[Spatial annotation entries]
────────
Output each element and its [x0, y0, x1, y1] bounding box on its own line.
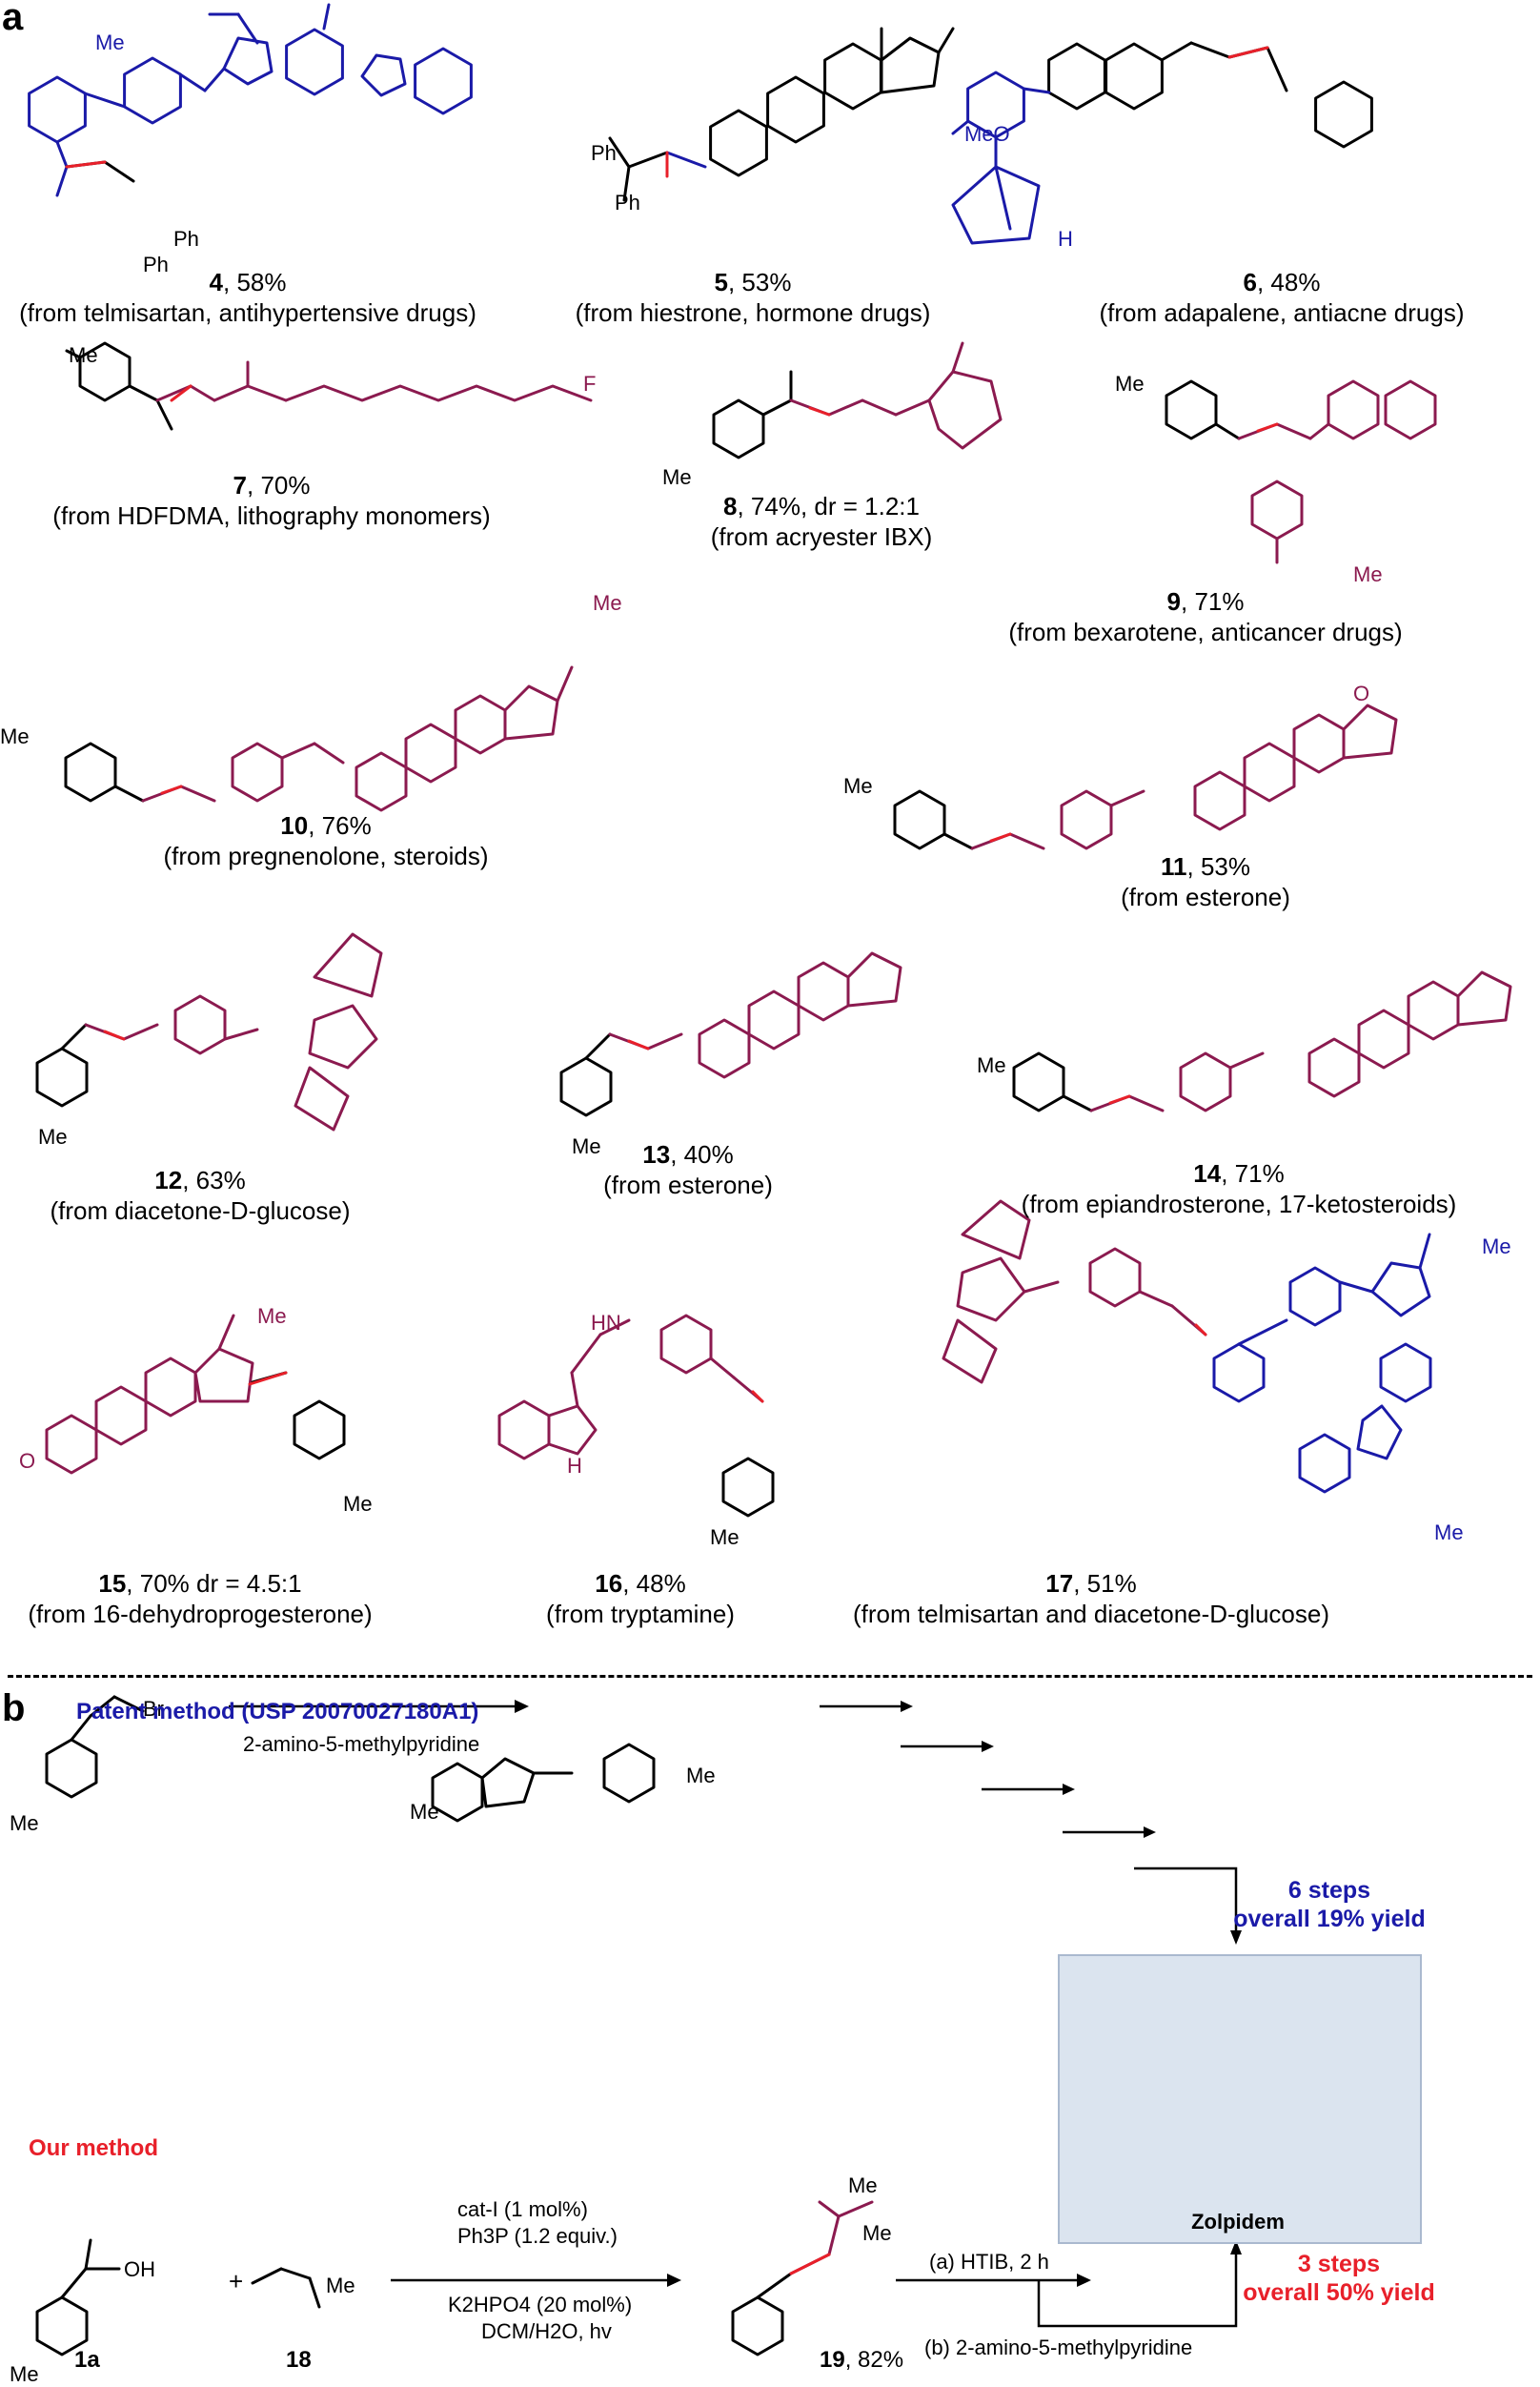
structure-4 [28, 3, 473, 197]
atom-label-me: Me [848, 2173, 878, 2197]
compound-19-label: 19, 82% [820, 2347, 904, 2373]
atom-label-me: Me [95, 31, 125, 54]
zolpidem-box [1058, 1954, 1422, 2244]
section-divider [8, 1675, 1532, 1678]
structure-13 [559, 1032, 613, 1117]
atom-label-br: Br [143, 1697, 164, 1721]
atom-label-ph: Ph [143, 253, 169, 276]
atom-label-me: Me [1482, 1234, 1511, 1258]
atom-label-me: Me [977, 1053, 1006, 1077]
plus-sign: + [229, 2267, 244, 2295]
compound-12-caption: 12, 63%(from diacetone-D-glucose) [50, 1166, 351, 1225]
atom-label-h: H [567, 1454, 582, 1478]
atom-label-me: Me [572, 1134, 601, 1158]
compound-1a-label: 1a [74, 2347, 100, 2373]
compound-14-caption: 14, 71%(from epiandrosterone, 17-ketoste… [1021, 1159, 1457, 1218]
atom-label-ph: Ph [173, 227, 199, 251]
atom-label-me: Me [0, 724, 30, 748]
atom-label-ph: Ph [615, 191, 640, 214]
our-route-drawing [35, 2238, 793, 2356]
atom-label-me: Me [662, 465, 692, 489]
atom-label-me: Me [686, 1764, 716, 1787]
atom-label-hn: HN [591, 1311, 621, 1335]
reagent-base: K2HPO4 (20 mol%) [448, 2293, 633, 2316]
reagent-ph3p: Ph3P (1.2 equiv.) [457, 2224, 618, 2248]
atom-label-me: Me [38, 1125, 68, 1149]
structure-8 [712, 370, 793, 459]
patent-route-drawing [45, 1695, 656, 1823]
atom-label-me: Me [10, 2362, 39, 2386]
atom-label-me: Me [1353, 562, 1383, 586]
compound-16-caption: 16, 48%(from tryptamine) [546, 1569, 735, 1628]
step-b: (b) 2-amino-5-methylpyridine [924, 2336, 1193, 2359]
structure-14 [1012, 1051, 1093, 1112]
atom-label-me: Me [862, 2221, 892, 2245]
compound-4-caption: 4, 58%(from telmisartan, antihypertensiv… [19, 268, 476, 327]
compound-17-caption: 17, 51%(from telmisartan and diacetone-D… [853, 1569, 1329, 1628]
step-a: (a) HTIB, 2 h [929, 2250, 1049, 2274]
atom-label-me: Me [69, 343, 98, 367]
panel-label-b: b [2, 1687, 26, 1729]
our-method-title: Our method [29, 2135, 158, 2161]
atom-label-o: O [1353, 682, 1370, 705]
atom-label-me: Me [326, 2274, 355, 2297]
reagent-solvent: DCM/H2O, hv [481, 2319, 612, 2343]
atom-label-h: H [1058, 227, 1073, 251]
structure-12 [35, 1023, 89, 1108]
atom-label-me: Me [593, 591, 622, 615]
zolpidem-label: Zolpidem [1191, 2210, 1285, 2234]
atom-label-me: Me [843, 774, 873, 798]
atom-label-me: Me [710, 1525, 740, 1549]
atom-label-me: Me [1434, 1520, 1464, 1544]
panel-label-a: a [2, 0, 24, 38]
structure-11 [893, 789, 974, 850]
patent-reagent: 2-amino-5-methylpyridine [243, 1732, 480, 1756]
atom-label-oh: OH [124, 2257, 155, 2281]
atom-label-ph: Ph [591, 141, 617, 165]
compound-8-caption: 8, 74%, dr = 1.2:1(from acryester IBX) [710, 492, 933, 551]
atom-label-me: Me [343, 1492, 373, 1516]
atom-label-meo: MeO [964, 122, 1010, 146]
structure-16 [497, 1314, 764, 1460]
structure-7 [65, 341, 173, 431]
compound-7-caption: 7, 70%(from HDFDMA, lithography monomers… [52, 471, 491, 530]
patent-method-title: Patent method (USP 20070027180A1) [76, 1699, 479, 1724]
compound-10-caption: 10, 76%(from pregnenolone, steroids) [163, 811, 489, 870]
atom-label-me: Me [1115, 372, 1145, 396]
structure-17 [942, 1199, 1207, 1384]
structure-5 [608, 136, 669, 202]
compound-18-label: 18 [286, 2347, 312, 2373]
compound-6-caption: 6, 48%(from adapalene, antiacne drugs) [1099, 268, 1465, 327]
structure-9 [1165, 379, 1241, 440]
structure-10 [64, 742, 145, 803]
atom-label-o: O [19, 1449, 36, 1473]
structure-15 [45, 1314, 254, 1475]
atom-label-me: Me [257, 1304, 287, 1328]
atom-label-me: Me [410, 1800, 439, 1824]
compound-13-caption: 13, 40%(from esterone) [603, 1140, 773, 1199]
structure-6 [1047, 41, 1373, 149]
reagent-cat: cat-I (1 mol%) [457, 2197, 588, 2221]
atom-label-me: Me [10, 1811, 39, 1835]
compound-15-caption: 15, 70% dr = 4.5:1(from 16-dehydroproges… [28, 1569, 373, 1628]
compound-9-caption: 9, 71%(from bexarotene, anticancer drugs… [1008, 587, 1403, 646]
atom-label-f: F [583, 372, 597, 396]
compound-5-caption: 5, 53%(from hiestrone, hormone drugs) [575, 268, 931, 327]
compound-11-caption: 11, 53%(from esterone) [1121, 852, 1290, 911]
────────
Given task
Edit the stretch from the line containing "structure-4 [28, 3, 473, 197]" through the line containing "compound-4-caption: 4, 58%(from" by changing every "atom-label" to "atom-tag". Return only those lines, otherwise unchanged.

Written answer
structure-4 [28, 3, 473, 197]
atom-tag-me: Me [848, 2173, 878, 2197]
compound-19-label: 19, 82% [820, 2347, 904, 2373]
atom-tag-me: Me [95, 31, 125, 54]
zolpidem-box [1058, 1954, 1422, 2244]
section-divider [8, 1675, 1532, 1678]
structure-13 [559, 1032, 613, 1117]
atom-tag-br: Br [143, 1697, 164, 1721]
atom-tag-ph: Ph [143, 253, 169, 276]
atom-tag-me: Me [1482, 1234, 1511, 1258]
atom-tag-me: Me [977, 1053, 1006, 1077]
plus-sign: + [229, 2267, 244, 2295]
compound-12-caption: 12, 63%(from diacetone-D-glucose) [50, 1166, 351, 1225]
atom-tag-h: H [567, 1454, 582, 1478]
atom-tag-me: Me [572, 1134, 601, 1158]
compound-1a-label: 1a [74, 2347, 100, 2373]
compound-14-caption: 14, 71%(from epiandrosterone, 17-ketoste… [1021, 1159, 1457, 1218]
atom-tag-ph: Ph [173, 227, 199, 251]
atom-tag-me: Me [0, 724, 30, 748]
atom-tag-ph: Ph [615, 191, 640, 214]
our-route-drawing [35, 2238, 793, 2356]
atom-tag-me: Me [662, 465, 692, 489]
atom-tag-me: Me [686, 1764, 716, 1787]
atom-tag-hn: HN [591, 1311, 621, 1335]
reagent-base: K2HPO4 (20 mol%) [448, 2293, 633, 2316]
reagent-ph3p: Ph3P (1.2 equiv.) [457, 2224, 618, 2248]
atom-tag-me: Me [38, 1125, 68, 1149]
structure-8 [712, 370, 793, 459]
patent-route-drawing [45, 1695, 656, 1823]
atom-tag-me: Me [10, 2362, 39, 2386]
atom-tag-me: Me [1353, 562, 1383, 586]
compound-16-caption: 16, 48%(from tryptamine) [546, 1569, 735, 1628]
step-b: (b) 2-amino-5-methylpyridine [924, 2336, 1193, 2359]
structure-14 [1012, 1051, 1093, 1112]
atom-tag-me: Me [862, 2221, 892, 2245]
compound-4-caption: 4, 58%(from telmisartan, antihypertensiv… [19, 268, 476, 327]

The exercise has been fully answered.